╭─ MATERIAL TO PROCESS
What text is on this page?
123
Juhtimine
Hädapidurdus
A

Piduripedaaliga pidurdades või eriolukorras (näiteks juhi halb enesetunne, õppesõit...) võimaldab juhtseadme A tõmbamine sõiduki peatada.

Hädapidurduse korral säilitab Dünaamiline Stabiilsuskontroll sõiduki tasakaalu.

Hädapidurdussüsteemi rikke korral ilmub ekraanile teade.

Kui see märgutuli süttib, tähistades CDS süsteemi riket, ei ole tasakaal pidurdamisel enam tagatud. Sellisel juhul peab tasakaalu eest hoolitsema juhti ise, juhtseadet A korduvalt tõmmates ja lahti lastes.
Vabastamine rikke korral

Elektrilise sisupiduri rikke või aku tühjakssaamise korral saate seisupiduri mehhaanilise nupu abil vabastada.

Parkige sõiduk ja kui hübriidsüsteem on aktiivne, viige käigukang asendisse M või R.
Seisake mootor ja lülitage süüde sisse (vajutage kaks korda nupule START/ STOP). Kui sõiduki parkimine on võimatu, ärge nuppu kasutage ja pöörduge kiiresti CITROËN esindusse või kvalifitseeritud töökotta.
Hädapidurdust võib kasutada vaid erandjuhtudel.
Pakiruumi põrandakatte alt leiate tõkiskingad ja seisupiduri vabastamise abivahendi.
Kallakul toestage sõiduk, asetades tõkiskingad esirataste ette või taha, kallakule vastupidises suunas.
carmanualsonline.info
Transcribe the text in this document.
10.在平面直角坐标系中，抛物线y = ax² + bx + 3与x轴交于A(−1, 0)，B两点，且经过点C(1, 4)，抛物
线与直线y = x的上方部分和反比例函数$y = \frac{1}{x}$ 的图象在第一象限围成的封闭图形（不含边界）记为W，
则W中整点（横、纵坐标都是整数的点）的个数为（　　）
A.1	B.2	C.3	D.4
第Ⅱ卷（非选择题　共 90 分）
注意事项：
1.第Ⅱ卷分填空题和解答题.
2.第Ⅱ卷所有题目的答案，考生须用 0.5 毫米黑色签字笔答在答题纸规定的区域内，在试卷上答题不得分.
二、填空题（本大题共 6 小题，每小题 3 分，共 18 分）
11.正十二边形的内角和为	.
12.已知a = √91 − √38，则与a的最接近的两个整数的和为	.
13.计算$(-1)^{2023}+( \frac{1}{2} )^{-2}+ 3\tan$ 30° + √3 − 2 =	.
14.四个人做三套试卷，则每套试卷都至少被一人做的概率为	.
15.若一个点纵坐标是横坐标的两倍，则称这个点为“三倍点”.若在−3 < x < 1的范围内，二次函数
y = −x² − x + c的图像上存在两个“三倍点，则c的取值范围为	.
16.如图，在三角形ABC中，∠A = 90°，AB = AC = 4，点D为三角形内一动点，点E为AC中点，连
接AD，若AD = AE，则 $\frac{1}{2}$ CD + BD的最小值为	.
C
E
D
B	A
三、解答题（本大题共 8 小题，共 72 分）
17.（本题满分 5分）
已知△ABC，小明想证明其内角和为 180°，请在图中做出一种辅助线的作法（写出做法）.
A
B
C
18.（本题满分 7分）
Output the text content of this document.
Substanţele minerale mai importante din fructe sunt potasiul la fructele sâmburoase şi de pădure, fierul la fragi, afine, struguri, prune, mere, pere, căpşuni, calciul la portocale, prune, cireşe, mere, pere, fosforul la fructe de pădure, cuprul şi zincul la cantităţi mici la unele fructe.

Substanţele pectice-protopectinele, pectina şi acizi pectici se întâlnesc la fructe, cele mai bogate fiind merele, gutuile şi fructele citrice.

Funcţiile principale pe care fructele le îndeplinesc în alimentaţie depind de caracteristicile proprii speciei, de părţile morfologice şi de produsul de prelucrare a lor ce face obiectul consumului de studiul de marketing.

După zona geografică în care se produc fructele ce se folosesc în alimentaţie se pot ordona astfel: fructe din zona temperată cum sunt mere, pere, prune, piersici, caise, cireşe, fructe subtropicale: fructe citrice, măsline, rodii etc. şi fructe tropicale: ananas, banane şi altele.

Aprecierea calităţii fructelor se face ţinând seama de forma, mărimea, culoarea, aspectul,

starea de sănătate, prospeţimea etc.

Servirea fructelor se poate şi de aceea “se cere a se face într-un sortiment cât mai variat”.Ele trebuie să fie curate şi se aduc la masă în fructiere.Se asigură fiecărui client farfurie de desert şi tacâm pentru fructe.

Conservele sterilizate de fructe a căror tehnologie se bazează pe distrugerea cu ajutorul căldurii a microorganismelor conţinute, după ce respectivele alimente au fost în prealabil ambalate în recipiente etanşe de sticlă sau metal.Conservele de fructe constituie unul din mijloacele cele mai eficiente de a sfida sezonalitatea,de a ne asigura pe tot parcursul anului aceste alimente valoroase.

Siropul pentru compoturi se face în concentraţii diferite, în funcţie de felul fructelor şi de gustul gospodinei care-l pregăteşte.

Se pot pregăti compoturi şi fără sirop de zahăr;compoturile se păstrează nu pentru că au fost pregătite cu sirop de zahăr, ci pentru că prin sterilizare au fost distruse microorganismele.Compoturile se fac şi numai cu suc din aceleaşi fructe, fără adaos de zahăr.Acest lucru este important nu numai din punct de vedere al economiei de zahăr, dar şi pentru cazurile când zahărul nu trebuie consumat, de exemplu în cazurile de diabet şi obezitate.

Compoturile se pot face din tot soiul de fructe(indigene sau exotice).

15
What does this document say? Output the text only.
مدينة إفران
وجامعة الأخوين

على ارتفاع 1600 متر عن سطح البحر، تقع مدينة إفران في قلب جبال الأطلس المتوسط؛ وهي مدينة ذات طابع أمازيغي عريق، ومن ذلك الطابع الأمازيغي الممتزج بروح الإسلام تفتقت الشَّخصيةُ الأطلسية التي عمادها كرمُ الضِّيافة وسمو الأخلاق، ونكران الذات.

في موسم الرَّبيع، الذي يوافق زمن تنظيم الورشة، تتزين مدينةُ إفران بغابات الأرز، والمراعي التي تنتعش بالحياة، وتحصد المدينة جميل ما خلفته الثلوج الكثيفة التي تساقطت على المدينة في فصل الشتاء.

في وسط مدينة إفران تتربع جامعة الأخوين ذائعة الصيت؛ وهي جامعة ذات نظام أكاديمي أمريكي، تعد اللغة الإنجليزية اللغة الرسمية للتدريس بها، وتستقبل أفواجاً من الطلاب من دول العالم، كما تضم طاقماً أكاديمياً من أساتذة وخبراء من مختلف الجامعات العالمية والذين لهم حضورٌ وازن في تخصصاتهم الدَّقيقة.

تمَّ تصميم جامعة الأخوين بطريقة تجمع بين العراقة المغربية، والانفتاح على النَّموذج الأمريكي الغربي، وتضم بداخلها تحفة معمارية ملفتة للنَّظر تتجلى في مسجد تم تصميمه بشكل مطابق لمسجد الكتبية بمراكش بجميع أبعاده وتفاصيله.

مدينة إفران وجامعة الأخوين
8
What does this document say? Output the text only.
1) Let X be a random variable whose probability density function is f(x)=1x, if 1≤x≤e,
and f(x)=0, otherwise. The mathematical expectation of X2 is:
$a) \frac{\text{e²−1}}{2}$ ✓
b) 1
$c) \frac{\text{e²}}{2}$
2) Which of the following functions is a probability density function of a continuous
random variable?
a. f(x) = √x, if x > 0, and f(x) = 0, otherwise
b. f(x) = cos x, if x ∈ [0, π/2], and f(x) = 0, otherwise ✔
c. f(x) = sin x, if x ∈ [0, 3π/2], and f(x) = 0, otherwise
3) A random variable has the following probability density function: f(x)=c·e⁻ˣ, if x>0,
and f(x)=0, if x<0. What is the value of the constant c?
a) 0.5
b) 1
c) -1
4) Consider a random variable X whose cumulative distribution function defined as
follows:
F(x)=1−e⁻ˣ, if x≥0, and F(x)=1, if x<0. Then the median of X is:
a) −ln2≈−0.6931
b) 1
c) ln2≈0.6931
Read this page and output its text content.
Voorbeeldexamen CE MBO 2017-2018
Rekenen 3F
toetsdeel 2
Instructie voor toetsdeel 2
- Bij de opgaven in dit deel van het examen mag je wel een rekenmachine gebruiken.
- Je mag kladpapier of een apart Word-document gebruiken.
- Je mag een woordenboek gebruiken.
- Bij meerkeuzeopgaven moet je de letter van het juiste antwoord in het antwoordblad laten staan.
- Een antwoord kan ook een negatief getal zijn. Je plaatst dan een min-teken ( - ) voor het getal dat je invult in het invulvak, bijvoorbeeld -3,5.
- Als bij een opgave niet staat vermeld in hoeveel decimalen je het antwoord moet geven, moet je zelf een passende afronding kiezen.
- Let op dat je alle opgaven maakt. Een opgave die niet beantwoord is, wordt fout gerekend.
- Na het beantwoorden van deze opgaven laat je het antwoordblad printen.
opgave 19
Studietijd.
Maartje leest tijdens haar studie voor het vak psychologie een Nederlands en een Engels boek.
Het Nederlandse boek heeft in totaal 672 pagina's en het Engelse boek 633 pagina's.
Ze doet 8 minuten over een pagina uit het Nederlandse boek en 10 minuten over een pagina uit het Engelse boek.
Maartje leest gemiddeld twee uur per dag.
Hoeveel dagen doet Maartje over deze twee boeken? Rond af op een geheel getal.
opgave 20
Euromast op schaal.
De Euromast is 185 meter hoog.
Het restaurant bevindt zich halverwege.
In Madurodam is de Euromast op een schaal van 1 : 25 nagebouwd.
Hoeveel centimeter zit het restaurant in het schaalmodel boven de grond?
╰─
TASK PROMPT
Review the preceding data and report every line that includes the string "content".

RESPONSE
Output the text content of this document.
Read this page and output its text content.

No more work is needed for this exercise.